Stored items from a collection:
|---|
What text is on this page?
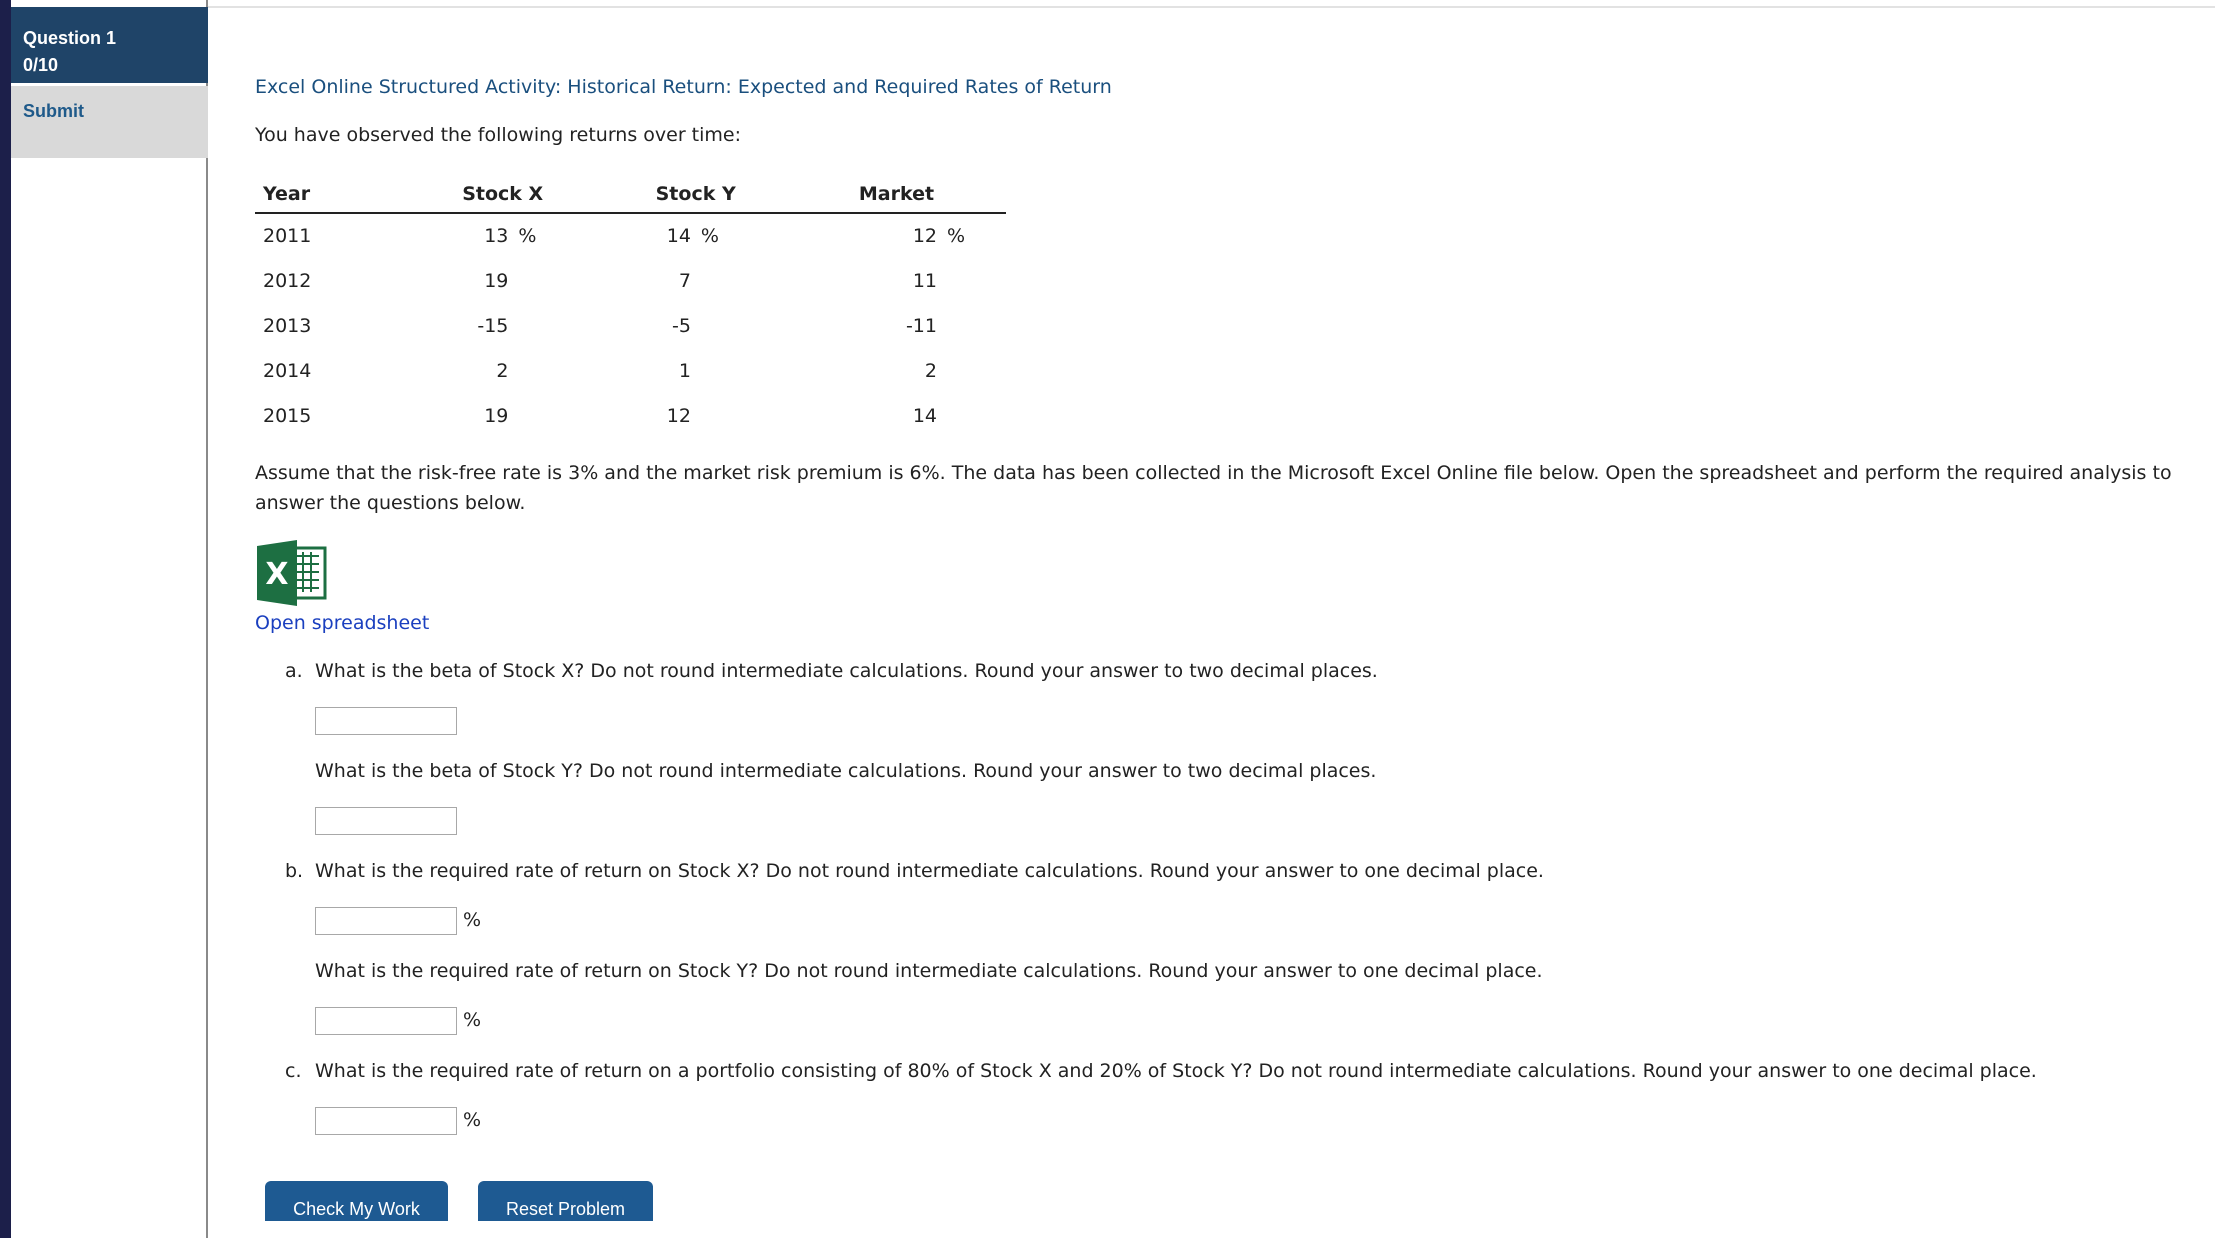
Question 1
0/10
Submit
Excel Online Structured Activity: Historical Return: Expected and Required Rates of Return
You have observed the following returns over time:
Year	Stock X	Stock Y	Market
2011	13 %	14 %	12 %
2012	19	7	11
2013	-15	-5	-11
2014	2	1	2
2015	19	12	14
Assume that the risk-free rate is 3% and the market risk premium is 6%. The data has been collected in the Microsoft Excel Online file below. Open the spreadsheet and perform the required analysis to answer the questions below.
X
Open spreadsheet
a. What is the beta of Stock X? Do not round intermediate calculations. Round your answer to two decimal places.
What is the beta of Stock Y? Do not round intermediate calculations. Round your answer to two decimal places.
b. What is the required rate of return on Stock X? Do not round intermediate calculations. Round your answer to one decimal place.
%
What is the required rate of return on Stock Y? Do not round intermediate calculations. Round your answer to one decimal place.
%
c. What is the required rate of return on a portfolio consisting of 80% of Stock X and 20% of Stock Y? Do not round intermediate calculations. Round your answer to one decimal place.
%
Check My Work	Reset Problem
|---|
SET PROBLEM: Copy all lines of the material above where the string "your" occurs.

TASK RESPONSE:
a. What is the beta of Stock X? Do not round intermediate calculations. Round your answer to two decimal places.
What is the beta of Stock Y? Do not round intermediate calculations. Round your answer to two decimal places.
b. What is the required rate of return on Stock X? Do not round intermediate calculations. Round your answer to one decimal place.
What is the required rate of return on Stock Y? Do not round intermediate calculations. Round your answer to one decimal place.
c. What is the required rate of return on a portfolio consisting of 80% of Stock X and 20% of Stock Y? Do not round intermediate calculations. Round your answer to one decimal place.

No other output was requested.